TASK DESCRIPTION >> Give every entry again, word for word.

········

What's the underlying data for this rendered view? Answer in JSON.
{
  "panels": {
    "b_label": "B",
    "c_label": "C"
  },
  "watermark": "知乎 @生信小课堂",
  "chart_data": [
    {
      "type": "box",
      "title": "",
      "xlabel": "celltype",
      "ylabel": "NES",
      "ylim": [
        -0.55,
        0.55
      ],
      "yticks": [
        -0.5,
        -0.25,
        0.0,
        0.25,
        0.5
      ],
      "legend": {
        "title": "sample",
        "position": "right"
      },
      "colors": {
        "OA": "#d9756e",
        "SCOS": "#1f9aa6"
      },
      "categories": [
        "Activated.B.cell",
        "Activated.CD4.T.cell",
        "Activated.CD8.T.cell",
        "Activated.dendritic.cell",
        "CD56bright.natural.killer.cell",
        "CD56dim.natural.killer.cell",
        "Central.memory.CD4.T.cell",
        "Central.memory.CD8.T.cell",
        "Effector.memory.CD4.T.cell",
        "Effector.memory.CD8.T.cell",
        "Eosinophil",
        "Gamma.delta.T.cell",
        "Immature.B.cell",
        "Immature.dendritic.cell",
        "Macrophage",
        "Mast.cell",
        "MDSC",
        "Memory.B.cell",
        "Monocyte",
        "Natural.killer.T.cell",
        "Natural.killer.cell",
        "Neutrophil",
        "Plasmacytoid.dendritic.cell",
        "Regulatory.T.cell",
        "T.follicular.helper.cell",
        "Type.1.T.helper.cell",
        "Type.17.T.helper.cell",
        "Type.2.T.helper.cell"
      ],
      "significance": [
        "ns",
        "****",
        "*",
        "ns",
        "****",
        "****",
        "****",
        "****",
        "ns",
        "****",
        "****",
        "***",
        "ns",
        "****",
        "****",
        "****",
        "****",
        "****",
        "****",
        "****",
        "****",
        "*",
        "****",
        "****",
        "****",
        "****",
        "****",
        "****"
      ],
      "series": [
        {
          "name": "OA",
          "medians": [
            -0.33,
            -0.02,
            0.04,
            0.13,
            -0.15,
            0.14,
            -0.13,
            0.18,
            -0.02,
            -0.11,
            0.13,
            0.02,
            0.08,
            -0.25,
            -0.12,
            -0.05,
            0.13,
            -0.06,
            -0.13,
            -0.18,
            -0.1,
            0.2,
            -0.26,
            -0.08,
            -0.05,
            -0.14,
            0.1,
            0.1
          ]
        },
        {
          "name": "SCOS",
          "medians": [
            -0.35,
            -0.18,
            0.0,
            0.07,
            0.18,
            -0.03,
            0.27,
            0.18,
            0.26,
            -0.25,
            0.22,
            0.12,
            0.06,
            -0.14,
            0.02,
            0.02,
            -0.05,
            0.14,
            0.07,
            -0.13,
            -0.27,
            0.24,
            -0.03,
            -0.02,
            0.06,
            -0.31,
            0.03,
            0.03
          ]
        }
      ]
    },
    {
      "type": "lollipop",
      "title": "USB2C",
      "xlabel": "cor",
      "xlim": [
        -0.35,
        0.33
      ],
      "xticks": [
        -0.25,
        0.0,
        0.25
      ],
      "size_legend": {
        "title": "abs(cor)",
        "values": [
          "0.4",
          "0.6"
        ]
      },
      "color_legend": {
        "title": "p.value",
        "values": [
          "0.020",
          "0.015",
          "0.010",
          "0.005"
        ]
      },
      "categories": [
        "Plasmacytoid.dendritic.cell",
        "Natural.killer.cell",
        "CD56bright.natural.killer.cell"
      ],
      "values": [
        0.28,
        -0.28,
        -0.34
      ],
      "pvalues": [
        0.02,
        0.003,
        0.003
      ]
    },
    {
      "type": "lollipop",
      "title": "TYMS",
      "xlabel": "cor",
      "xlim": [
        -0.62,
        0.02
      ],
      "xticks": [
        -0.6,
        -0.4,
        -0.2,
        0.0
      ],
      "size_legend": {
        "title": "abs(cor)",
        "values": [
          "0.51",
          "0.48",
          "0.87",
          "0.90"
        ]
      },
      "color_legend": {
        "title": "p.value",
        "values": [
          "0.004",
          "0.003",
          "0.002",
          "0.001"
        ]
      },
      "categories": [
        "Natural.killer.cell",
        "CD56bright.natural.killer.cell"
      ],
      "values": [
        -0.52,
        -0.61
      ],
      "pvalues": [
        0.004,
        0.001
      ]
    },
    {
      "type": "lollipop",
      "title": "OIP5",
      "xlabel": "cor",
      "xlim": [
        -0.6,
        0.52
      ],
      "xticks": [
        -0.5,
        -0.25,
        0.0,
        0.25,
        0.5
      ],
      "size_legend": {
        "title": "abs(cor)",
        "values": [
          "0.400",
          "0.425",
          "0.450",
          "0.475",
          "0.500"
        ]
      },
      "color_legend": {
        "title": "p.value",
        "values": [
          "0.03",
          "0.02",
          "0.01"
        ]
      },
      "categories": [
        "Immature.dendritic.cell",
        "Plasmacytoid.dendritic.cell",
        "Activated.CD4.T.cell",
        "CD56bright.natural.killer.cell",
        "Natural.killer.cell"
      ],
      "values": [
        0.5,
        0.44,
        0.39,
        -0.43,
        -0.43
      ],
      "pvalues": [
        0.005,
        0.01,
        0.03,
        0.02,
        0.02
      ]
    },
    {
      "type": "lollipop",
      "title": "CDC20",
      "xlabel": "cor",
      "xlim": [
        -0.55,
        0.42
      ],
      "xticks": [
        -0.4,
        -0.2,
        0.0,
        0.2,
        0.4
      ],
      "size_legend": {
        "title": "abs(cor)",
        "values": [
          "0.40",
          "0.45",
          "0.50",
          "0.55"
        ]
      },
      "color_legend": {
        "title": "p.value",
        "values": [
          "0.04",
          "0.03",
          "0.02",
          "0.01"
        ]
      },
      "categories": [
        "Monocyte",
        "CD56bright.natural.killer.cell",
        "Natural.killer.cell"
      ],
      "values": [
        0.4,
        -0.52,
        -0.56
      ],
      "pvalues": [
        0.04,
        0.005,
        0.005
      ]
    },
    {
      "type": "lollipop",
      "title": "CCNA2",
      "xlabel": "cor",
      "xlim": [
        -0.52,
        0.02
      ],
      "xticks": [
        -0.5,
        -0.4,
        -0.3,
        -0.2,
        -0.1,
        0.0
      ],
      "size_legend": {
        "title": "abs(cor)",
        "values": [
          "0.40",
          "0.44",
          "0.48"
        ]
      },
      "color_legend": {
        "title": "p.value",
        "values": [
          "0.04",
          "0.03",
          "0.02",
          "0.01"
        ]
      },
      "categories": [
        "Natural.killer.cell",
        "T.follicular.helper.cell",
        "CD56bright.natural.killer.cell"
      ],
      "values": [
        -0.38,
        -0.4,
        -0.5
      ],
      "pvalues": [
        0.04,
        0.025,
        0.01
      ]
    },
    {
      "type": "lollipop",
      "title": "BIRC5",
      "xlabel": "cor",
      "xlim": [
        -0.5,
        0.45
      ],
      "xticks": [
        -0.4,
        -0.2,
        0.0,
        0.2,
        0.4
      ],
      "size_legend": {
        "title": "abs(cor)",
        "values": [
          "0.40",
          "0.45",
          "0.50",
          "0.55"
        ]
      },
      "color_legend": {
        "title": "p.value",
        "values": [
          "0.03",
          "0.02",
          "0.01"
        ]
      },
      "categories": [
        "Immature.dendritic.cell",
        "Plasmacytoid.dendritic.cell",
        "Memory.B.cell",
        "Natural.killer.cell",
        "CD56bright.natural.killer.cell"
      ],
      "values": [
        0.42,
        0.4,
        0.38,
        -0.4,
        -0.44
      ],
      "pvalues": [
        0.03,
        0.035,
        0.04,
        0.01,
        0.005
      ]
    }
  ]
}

········

THE ANSWER >>
What's the underlying data for this rendered view? Answer in JSON.
{
  "panels": {
    "b_label": "B",
    "c_label": "C"
  },
  "watermark": "知乎 @生信小课堂",
  "chart_data": [
    {
      "type": "box",
      "title": "",
      "xlabel": "celltype",
      "ylabel": "NES",
      "ylim": [
        -0.55,
        0.55
      ],
      "yticks": [
        -0.5,
        -0.25,
        0.0,
        0.25,
        0.5
      ],
      "legend": {
        "title": "sample",
        "position": "right"
      },
      "colors": {
        "OA": "#d9756e",
        "SCOS": "#1f9aa6"
      },
      "categories": [
        "Activated.B.cell",
        "Activated.CD4.T.cell",
        "Activated.CD8.T.cell",
        "Activated.dendritic.cell",
        "CD56bright.natural.killer.cell",
        "CD56dim.natural.killer.cell",
        "Central.memory.CD4.T.cell",
        "Central.memory.CD8.T.cell",
        "Effector.memory.CD4.T.cell",
        "Effector.memory.CD8.T.cell",
        "Eosinophil",
        "Gamma.delta.T.cell",
        "Immature.B.cell",
        "Immature.dendritic.cell",
        "Macrophage",
        "Mast.cell",
        "MDSC",
        "Memory.B.cell",
        "Monocyte",
        "Natural.killer.T.cell",
        "Natural.killer.cell",
        "Neutrophil",
        "Plasmacytoid.dendritic.cell",
        "Regulatory.T.cell",
        "T.follicular.helper.cell",
        "Type.1.T.helper.cell",
        "Type.17.T.helper.cell",
        "Type.2.T.helper.cell"
      ],
      "significance": [
        "ns",
        "****",
        "*",
        "ns",
        "****",
        "****",
        "****",
        "****",
        "ns",
        "****",
        "****",
        "***",
        "ns",
        "****",
        "****",
        "****",
        "****",
        "****",
        "****",
        "****",
        "****",
        "*",
        "****",
        "****",
        "****",
        "****",
        "****",
        "****"
      ],
      "series": [
        {
          "name": "OA",
          "medians": [
            -0.33,
            -0.02,
            0.04,
            0.13,
            -0.15,
            0.14,
            -0.13,
            0.18,
            -0.02,
            -0.11,
            0.13,
            0.02,
            0.08,
            -0.25,
            -0.12,
            -0.05,
            0.13,
            -0.06,
            -0.13,
            -0.18,
            -0.1,
            0.2,
            -0.26,
            -0.08,
            -0.05,
            -0.14,
            0.1,
            0.1
          ]
        },
        {
          "name": "SCOS",
          "medians": [
            -0.35,
            -0.18,
            0.0,
            0.07,
            0.18,
            -0.03,
            0.27,
            0.18,
            0.26,
            -0.25,
            0.22,
            0.12,
            0.06,
            -0.14,
            0.02,
            0.02,
            -0.05,
            0.14,
            0.07,
            -0.13,
            -0.27,
            0.24,
            -0.03,
            -0.02,
            0.06,
            -0.31,
            0.03,
            0.03
          ]
        }
      ]
    },
    {
      "type": "lollipop",
      "title": "USB2C",
      "xlabel": "cor",
      "xlim": [
        -0.35,
        0.33
      ],
      "xticks": [
        -0.25,
        0.0,
        0.25
      ],
      "size_legend": {
        "title": "abs(cor)",
        "values": [
          "0.4",
          "0.6"
        ]
      },
      "color_legend": {
        "title": "p.value",
        "values": [
          "0.020",
          "0.015",
          "0.010",
          "0.005"
        ]
      },
      "categories": [
        "Plasmacytoid.dendritic.cell",
        "Natural.killer.cell",
        "CD56bright.natural.killer.cell"
      ],
      "values": [
        0.28,
        -0.28,
        -0.34
      ],
      "pvalues": [
        0.02,
        0.003,
        0.003
      ]
    },
    {
      "type": "lollipop",
      "title": "TYMS",
      "xlabel": "cor",
      "xlim": [
        -0.62,
        0.02
      ],
      "xticks": [
        -0.6,
        -0.4,
        -0.2,
        0.0
      ],
      "size_legend": {
        "title": "abs(cor)",
        "values": [
          "0.51",
          "0.48",
          "0.87",
          "0.90"
        ]
      },
      "color_legend": {
        "title": "p.value",
        "values": [
          "0.004",
          "0.003",
          "0.002",
          "0.001"
        ]
      },
      "categories": [
        "Natural.killer.cell",
        "CD56bright.natural.killer.cell"
      ],
      "values": [
        -0.52,
        -0.61
      ],
      "pvalues": [
        0.004,
        0.001
      ]
    },
    {
      "type": "lollipop",
      "title": "OIP5",
      "xlabel": "cor",
      "xlim": [
        -0.6,
        0.52
      ],
      "xticks": [
        -0.5,
        -0.25,
        0.0,
        0.25,
        0.5
      ],
      "size_legend": {
        "title": "abs(cor)",
        "values": [
          "0.400",
          "0.425",
          "0.450",
          "0.475",
          "0.500"
        ]
      },
      "color_legend": {
        "title": "p.value",
        "values": [
          "0.03",
          "0.02",
          "0.01"
        ]
      },
      "categories": [
        "Immature.dendritic.cell",
        "Plasmacytoid.dendritic.cell",
        "Activated.CD4.T.cell",
        "CD56bright.natural.killer.cell",
        "Natural.killer.cell"
      ],
      "values": [
        0.5,
        0.44,
        0.39,
        -0.43,
        -0.43
      ],
      "pvalues": [
        0.005,
        0.01,
        0.03,
        0.02,
        0.02
      ]
    },
    {
      "type": "lollipop",
      "title": "CDC20",
      "xlabel": "cor",
      "xlim": [
        -0.55,
        0.42
      ],
      "xticks": [
        -0.4,
        -0.2,
        0.0,
        0.2,
        0.4
      ],
      "size_legend": {
        "title": "abs(cor)",
        "values": [
          "0.40",
          "0.45",
          "0.50",
          "0.55"
        ]
      },
      "color_legend": {
        "title": "p.value",
        "values": [
          "0.04",
          "0.03",
          "0.02",
          "0.01"
        ]
      },
      "categories": [
        "Monocyte",
        "CD56bright.natural.killer.cell",
        "Natural.killer.cell"
      ],
      "values": [
        0.4,
        -0.52,
        -0.56
      ],
      "pvalues": [
        0.04,
        0.005,
        0.005
      ]
    },
    {
      "type": "lollipop",
      "title": "CCNA2",
      "xlabel": "cor",
      "xlim": [
        -0.52,
        0.02
      ],
      "xticks": [
        -0.5,
        -0.4,
        -0.3,
        -0.2,
        -0.1,
        0.0
      ],
      "size_legend": {
        "title": "abs(cor)",
        "values": [
          "0.40",
          "0.44",
          "0.48"
        ]
      },
      "color_legend": {
        "title": "p.value",
        "values": [
          "0.04",
          "0.03",
          "0.02",
          "0.01"
        ]
      },
      "categories": [
        "Natural.killer.cell",
        "T.follicular.helper.cell",
        "CD56bright.natural.killer.cell"
      ],
      "values": [
        -0.38,
        -0.4,
        -0.5
      ],
      "pvalues": [
        0.04,
        0.025,
        0.01
      ]
    },
    {
      "type": "lollipop",
      "title": "BIRC5",
      "xlabel": "cor",
      "xlim": [
        -0.5,
        0.45
      ],
      "xticks": [
        -0.4,
        -0.2,
        0.0,
        0.2,
        0.4
      ],
      "size_legend": {
        "title": "abs(cor)",
        "values": [
          "0.40",
          "0.45",
          "0.50",
          "0.55"
        ]
      },
      "color_legend": {
        "title": "p.value",
        "values": [
          "0.03",
          "0.02",
          "0.01"
        ]
      },
      "categories": [
        "Immature.dendritic.cell",
        "Plasmacytoid.dendritic.cell",
        "Memory.B.cell",
        "Natural.killer.cell",
        "CD56bright.natural.killer.cell"
      ],
      "values": [
        0.42,
        0.4,
        0.38,
        -0.4,
        -0.44
      ],
      "pvalues": [
        0.03,
        0.035,
        0.04,
        0.01,
        0.005
      ]
    }
  ]
}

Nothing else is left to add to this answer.